#### Exercise prompt:
From the records below, copy every line that contains the word "containing".

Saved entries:
»»

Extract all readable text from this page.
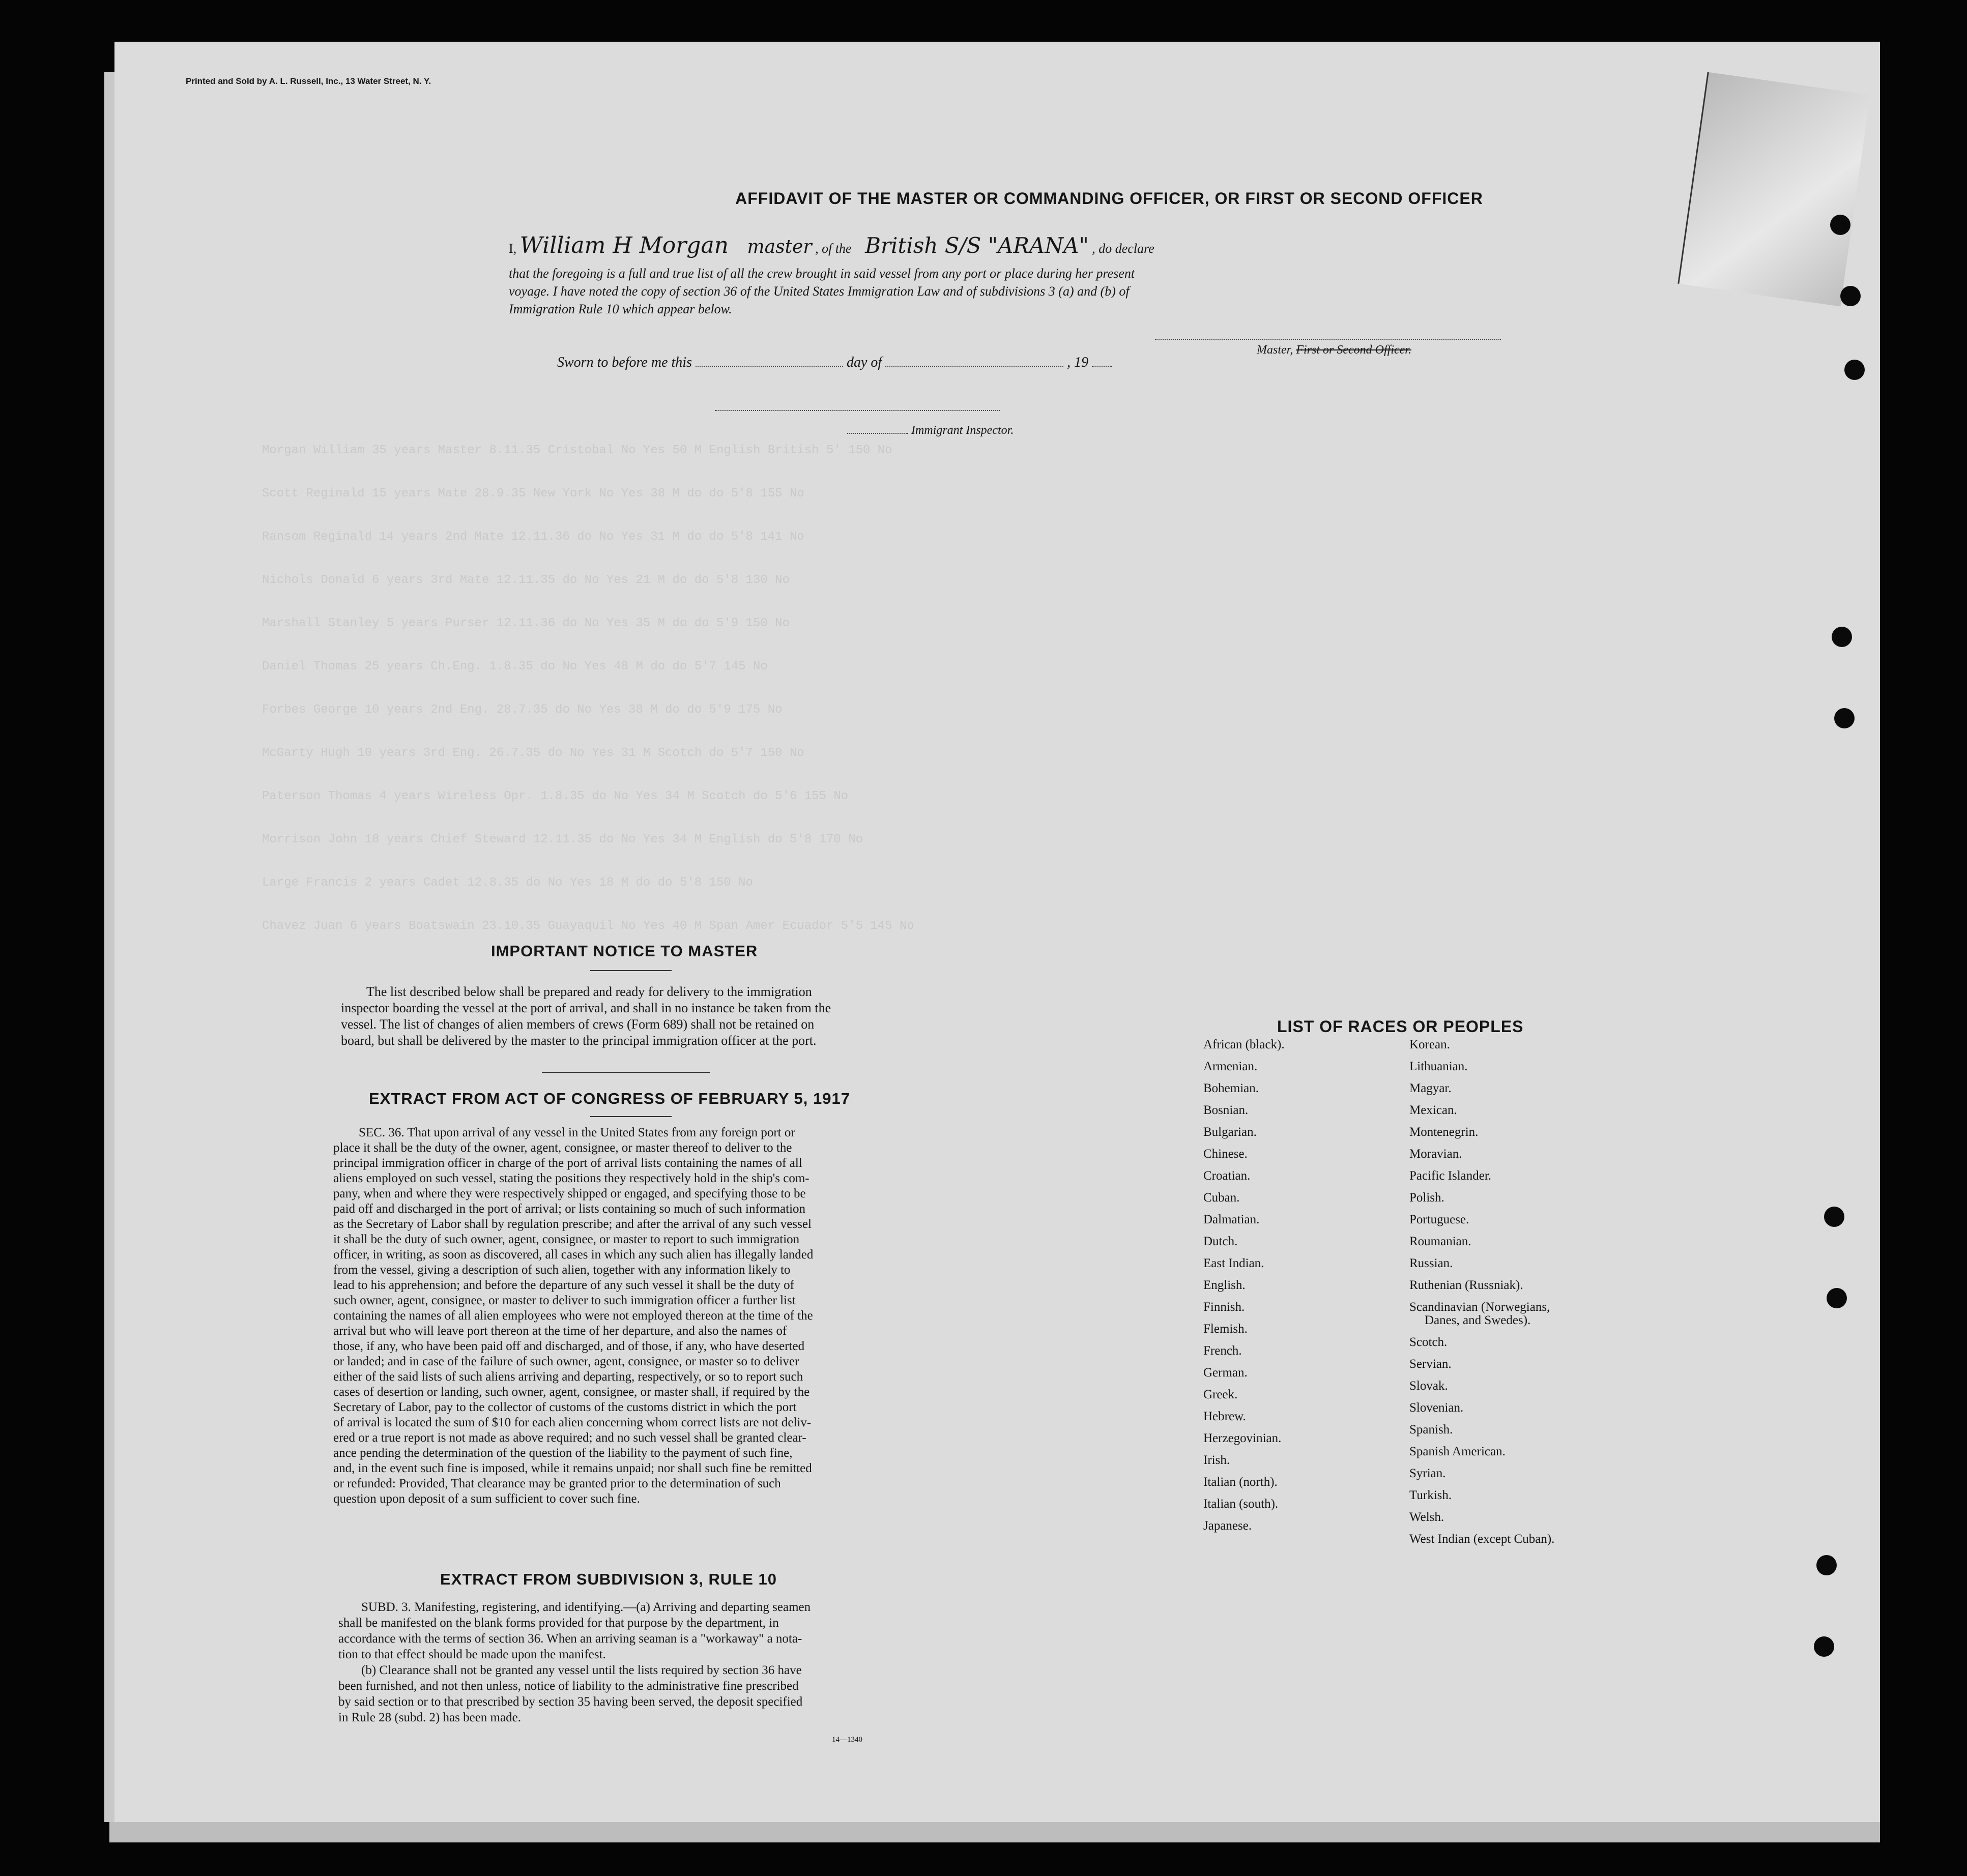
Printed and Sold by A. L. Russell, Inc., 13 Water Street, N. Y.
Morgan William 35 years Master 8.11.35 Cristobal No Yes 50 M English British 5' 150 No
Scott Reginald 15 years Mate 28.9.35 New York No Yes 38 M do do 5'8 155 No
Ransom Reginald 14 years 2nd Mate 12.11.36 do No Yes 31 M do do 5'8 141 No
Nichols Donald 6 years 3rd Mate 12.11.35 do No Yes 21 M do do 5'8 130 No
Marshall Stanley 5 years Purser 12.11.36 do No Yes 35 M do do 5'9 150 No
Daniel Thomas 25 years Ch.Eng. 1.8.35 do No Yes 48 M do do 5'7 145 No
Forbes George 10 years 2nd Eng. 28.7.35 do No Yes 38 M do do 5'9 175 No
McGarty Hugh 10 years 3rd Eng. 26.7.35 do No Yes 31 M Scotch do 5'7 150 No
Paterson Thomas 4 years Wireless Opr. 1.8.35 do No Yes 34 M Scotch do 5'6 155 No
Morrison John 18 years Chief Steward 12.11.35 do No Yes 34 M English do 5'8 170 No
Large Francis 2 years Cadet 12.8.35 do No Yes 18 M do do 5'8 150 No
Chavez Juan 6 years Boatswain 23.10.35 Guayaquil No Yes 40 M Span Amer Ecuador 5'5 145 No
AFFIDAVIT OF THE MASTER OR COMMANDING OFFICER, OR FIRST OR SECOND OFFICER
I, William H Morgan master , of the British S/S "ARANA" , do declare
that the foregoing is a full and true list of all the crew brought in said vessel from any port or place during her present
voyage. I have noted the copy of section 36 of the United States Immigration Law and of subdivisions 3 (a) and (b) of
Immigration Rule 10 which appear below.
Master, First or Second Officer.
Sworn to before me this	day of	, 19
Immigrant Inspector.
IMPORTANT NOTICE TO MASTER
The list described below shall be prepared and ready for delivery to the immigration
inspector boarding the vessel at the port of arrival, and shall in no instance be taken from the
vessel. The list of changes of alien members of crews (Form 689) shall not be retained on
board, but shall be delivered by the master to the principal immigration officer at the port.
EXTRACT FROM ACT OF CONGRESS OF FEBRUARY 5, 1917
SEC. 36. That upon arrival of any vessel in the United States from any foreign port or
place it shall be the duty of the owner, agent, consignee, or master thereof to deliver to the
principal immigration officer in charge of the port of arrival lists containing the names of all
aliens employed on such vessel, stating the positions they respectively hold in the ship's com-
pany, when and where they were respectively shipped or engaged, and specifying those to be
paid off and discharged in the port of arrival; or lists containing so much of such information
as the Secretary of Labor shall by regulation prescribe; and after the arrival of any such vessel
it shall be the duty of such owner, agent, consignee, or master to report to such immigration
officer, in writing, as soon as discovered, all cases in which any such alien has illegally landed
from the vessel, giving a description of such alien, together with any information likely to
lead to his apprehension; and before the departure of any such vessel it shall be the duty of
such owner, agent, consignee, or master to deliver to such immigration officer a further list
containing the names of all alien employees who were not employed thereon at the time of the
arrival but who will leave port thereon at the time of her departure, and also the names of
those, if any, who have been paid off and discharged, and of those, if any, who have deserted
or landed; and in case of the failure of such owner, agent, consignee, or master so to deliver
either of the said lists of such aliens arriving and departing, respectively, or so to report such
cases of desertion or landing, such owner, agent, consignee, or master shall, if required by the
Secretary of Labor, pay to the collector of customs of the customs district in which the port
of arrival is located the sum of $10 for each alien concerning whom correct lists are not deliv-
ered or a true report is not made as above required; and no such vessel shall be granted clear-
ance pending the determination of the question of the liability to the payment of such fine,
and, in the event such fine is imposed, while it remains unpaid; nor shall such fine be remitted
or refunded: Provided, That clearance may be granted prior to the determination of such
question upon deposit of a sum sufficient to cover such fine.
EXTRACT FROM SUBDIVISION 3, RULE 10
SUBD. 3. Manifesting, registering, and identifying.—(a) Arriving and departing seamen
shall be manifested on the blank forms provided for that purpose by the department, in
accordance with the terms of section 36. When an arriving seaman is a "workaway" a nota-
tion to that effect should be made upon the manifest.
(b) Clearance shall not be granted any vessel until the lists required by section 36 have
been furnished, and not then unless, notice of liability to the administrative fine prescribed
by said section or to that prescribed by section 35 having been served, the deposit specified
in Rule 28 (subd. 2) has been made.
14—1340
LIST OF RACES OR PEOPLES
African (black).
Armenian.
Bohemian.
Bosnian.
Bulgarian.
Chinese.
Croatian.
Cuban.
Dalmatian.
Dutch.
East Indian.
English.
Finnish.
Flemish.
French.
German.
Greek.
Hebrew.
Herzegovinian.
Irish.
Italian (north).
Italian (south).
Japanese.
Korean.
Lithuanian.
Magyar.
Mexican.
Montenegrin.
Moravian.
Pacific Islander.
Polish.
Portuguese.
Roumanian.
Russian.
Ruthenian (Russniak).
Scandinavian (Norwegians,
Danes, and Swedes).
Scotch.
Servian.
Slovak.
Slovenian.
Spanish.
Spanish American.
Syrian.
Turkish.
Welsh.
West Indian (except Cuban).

««

#### Exercise result:
principal immigration officer in charge of the port of arrival lists containing the names of all
paid off and discharged in the port of arrival; or lists containing so much of such information
containing the names of all alien employees who were not employed thereon at the time of the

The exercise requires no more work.